Data entries:
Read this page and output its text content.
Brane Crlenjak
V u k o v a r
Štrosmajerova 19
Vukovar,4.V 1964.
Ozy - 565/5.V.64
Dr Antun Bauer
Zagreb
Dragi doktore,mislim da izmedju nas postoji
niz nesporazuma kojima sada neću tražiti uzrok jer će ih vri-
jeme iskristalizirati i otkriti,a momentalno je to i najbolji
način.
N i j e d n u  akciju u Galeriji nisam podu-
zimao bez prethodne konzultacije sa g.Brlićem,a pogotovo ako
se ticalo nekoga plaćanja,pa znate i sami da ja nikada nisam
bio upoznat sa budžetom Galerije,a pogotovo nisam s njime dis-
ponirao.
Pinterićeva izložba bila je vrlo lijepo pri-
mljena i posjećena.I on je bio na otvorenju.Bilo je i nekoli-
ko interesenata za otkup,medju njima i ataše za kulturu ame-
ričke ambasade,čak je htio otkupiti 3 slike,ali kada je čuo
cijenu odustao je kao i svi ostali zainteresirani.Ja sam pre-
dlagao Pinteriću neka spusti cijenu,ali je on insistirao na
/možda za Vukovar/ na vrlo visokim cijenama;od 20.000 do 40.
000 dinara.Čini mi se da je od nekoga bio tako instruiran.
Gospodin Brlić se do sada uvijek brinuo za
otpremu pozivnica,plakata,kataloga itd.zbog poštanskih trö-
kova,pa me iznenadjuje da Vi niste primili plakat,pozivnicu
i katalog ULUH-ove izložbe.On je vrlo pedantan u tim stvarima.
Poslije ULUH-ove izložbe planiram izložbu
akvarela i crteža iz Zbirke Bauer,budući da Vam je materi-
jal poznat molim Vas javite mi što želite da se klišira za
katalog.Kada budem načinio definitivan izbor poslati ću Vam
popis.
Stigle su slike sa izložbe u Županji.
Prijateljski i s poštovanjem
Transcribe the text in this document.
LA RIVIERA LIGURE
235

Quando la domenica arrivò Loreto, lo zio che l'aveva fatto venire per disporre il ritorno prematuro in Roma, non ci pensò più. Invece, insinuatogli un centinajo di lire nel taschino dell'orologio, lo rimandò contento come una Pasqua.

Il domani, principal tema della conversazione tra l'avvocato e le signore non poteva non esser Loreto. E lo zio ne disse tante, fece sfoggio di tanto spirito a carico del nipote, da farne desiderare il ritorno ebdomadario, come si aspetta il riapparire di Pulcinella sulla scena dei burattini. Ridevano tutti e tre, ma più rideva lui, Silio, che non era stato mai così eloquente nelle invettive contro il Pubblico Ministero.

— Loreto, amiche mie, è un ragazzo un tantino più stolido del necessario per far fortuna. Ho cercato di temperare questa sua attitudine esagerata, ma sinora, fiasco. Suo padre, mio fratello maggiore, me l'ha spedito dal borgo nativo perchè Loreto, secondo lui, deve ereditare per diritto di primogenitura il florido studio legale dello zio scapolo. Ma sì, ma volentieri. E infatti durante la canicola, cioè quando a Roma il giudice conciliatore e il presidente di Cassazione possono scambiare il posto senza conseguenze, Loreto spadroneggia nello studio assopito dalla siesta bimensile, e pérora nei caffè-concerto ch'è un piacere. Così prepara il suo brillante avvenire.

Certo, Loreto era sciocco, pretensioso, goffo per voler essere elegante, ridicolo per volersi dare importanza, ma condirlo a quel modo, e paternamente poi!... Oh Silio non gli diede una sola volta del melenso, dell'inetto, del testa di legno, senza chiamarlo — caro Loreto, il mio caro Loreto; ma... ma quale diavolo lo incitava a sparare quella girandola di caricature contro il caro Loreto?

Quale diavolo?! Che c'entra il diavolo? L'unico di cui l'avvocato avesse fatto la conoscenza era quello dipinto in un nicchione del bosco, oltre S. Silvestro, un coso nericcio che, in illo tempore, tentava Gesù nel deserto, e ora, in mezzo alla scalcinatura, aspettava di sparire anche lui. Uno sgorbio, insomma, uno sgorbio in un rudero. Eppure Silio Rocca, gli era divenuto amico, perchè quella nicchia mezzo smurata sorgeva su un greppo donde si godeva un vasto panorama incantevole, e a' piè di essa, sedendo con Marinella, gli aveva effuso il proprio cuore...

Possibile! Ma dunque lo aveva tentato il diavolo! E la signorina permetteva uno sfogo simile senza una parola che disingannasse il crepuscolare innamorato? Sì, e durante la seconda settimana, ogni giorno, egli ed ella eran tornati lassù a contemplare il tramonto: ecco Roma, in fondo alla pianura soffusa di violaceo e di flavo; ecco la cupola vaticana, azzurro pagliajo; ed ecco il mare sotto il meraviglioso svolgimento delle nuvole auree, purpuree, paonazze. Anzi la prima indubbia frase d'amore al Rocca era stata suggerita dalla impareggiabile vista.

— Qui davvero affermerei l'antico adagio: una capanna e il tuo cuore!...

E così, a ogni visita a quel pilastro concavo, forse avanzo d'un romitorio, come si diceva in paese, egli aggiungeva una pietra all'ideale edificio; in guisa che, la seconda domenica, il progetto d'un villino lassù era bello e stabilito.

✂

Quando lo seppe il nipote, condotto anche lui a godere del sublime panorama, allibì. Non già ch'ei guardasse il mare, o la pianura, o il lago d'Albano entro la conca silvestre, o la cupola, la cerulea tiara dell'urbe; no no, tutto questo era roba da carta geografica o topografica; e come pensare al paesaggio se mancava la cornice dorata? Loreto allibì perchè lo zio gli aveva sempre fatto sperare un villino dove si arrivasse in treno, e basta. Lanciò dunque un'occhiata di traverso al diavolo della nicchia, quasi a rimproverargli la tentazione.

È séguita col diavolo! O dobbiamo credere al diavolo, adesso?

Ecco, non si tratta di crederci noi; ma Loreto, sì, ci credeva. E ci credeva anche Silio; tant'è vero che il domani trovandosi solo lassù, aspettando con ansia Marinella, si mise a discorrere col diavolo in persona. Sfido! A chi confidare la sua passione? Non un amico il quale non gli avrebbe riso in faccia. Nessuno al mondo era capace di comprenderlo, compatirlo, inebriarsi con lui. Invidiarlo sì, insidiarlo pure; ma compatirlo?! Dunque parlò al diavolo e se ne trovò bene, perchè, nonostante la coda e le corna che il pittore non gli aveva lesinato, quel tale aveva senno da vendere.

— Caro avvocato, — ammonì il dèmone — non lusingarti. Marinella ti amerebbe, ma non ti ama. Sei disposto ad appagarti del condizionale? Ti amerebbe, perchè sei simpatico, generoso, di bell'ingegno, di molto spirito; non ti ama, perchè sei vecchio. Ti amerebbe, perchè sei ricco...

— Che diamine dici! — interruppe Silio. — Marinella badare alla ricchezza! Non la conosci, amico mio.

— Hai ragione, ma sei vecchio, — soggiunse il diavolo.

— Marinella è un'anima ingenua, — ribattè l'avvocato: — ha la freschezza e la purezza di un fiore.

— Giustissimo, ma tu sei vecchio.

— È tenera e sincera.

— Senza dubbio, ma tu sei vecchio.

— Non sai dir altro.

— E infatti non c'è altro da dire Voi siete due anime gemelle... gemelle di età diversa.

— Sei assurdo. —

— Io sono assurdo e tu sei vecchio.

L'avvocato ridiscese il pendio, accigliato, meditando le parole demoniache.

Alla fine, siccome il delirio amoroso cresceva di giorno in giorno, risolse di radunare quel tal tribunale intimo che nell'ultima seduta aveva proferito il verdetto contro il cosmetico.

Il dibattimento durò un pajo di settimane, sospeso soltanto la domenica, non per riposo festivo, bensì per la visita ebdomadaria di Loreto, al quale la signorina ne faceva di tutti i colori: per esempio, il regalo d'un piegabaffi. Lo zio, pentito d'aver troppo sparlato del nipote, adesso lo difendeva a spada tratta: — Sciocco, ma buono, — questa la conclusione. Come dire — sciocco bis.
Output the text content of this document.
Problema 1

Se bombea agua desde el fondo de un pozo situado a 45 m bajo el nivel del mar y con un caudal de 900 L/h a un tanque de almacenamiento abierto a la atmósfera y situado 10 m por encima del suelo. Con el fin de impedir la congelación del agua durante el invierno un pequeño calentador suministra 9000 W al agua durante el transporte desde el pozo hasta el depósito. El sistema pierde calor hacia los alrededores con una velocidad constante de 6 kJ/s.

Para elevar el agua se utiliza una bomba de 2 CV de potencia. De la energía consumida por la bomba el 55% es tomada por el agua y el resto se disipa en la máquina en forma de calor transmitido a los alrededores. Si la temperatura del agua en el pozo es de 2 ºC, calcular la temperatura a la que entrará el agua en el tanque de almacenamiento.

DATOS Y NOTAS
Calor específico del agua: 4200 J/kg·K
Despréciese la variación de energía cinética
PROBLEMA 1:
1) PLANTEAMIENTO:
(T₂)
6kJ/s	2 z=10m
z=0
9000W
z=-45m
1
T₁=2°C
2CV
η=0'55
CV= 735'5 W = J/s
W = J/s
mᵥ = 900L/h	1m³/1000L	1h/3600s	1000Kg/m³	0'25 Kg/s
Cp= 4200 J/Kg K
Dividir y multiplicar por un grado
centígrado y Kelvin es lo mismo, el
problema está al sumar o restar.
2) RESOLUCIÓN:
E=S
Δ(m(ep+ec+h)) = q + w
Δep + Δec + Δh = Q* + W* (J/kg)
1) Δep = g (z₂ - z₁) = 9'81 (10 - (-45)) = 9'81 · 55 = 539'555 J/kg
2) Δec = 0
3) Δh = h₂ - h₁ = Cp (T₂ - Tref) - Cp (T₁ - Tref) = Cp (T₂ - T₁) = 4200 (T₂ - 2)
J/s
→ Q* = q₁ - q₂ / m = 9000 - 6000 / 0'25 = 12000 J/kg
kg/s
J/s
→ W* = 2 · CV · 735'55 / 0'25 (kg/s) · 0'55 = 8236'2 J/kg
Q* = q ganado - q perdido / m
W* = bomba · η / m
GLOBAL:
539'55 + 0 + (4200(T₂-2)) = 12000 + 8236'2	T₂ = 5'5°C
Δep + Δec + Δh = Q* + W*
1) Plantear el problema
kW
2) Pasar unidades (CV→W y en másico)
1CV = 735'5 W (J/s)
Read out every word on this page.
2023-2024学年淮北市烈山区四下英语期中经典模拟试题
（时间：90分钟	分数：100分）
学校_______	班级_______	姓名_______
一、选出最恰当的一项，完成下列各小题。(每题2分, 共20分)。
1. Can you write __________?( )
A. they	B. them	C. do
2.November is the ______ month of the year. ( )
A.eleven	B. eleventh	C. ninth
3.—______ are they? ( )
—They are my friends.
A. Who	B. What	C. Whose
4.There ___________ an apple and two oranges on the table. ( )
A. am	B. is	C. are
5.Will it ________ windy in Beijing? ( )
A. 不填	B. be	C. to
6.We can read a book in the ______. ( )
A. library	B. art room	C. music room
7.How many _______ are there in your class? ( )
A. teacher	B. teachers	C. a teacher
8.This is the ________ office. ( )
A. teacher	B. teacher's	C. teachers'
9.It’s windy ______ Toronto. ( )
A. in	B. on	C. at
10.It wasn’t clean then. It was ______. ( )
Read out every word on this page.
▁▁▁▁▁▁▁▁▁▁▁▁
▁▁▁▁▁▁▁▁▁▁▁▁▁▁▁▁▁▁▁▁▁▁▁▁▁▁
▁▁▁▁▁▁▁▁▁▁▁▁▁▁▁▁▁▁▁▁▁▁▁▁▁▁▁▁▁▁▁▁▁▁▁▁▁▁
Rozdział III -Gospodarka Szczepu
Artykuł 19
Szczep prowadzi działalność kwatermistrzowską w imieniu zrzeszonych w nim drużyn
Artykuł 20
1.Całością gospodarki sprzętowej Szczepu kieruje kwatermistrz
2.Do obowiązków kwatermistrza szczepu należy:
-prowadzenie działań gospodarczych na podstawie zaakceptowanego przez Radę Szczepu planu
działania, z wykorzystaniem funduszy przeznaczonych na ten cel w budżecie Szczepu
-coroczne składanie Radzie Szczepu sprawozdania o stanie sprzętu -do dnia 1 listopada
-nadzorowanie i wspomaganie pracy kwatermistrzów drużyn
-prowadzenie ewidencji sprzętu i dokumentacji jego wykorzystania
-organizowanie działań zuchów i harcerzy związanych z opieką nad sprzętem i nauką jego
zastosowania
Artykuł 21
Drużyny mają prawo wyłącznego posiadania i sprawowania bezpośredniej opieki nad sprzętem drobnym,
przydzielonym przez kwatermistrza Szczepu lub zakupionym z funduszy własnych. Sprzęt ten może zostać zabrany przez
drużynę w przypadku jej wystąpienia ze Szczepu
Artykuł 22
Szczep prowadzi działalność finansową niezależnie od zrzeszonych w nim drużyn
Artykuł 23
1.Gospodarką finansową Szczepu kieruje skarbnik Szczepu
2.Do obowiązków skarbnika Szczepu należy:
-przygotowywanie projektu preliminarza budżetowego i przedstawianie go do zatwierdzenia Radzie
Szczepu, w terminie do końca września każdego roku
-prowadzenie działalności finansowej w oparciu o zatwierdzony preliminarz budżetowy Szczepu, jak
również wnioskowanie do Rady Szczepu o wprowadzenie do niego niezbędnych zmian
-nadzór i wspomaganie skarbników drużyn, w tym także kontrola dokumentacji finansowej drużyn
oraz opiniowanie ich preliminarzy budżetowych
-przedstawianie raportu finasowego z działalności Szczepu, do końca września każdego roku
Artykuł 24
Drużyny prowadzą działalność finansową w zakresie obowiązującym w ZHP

Set problem:
Show all lines from the records above where the word "nisam" occurs.

Answer below:
N i j e d n u  akciju u Galeriji nisam podu-
se ticalo nekoga plaćanja,pa znate i sami da ja nikada nisam
bio upoznat sa budžetom Galerije,a pogotovo nisam s njime dis-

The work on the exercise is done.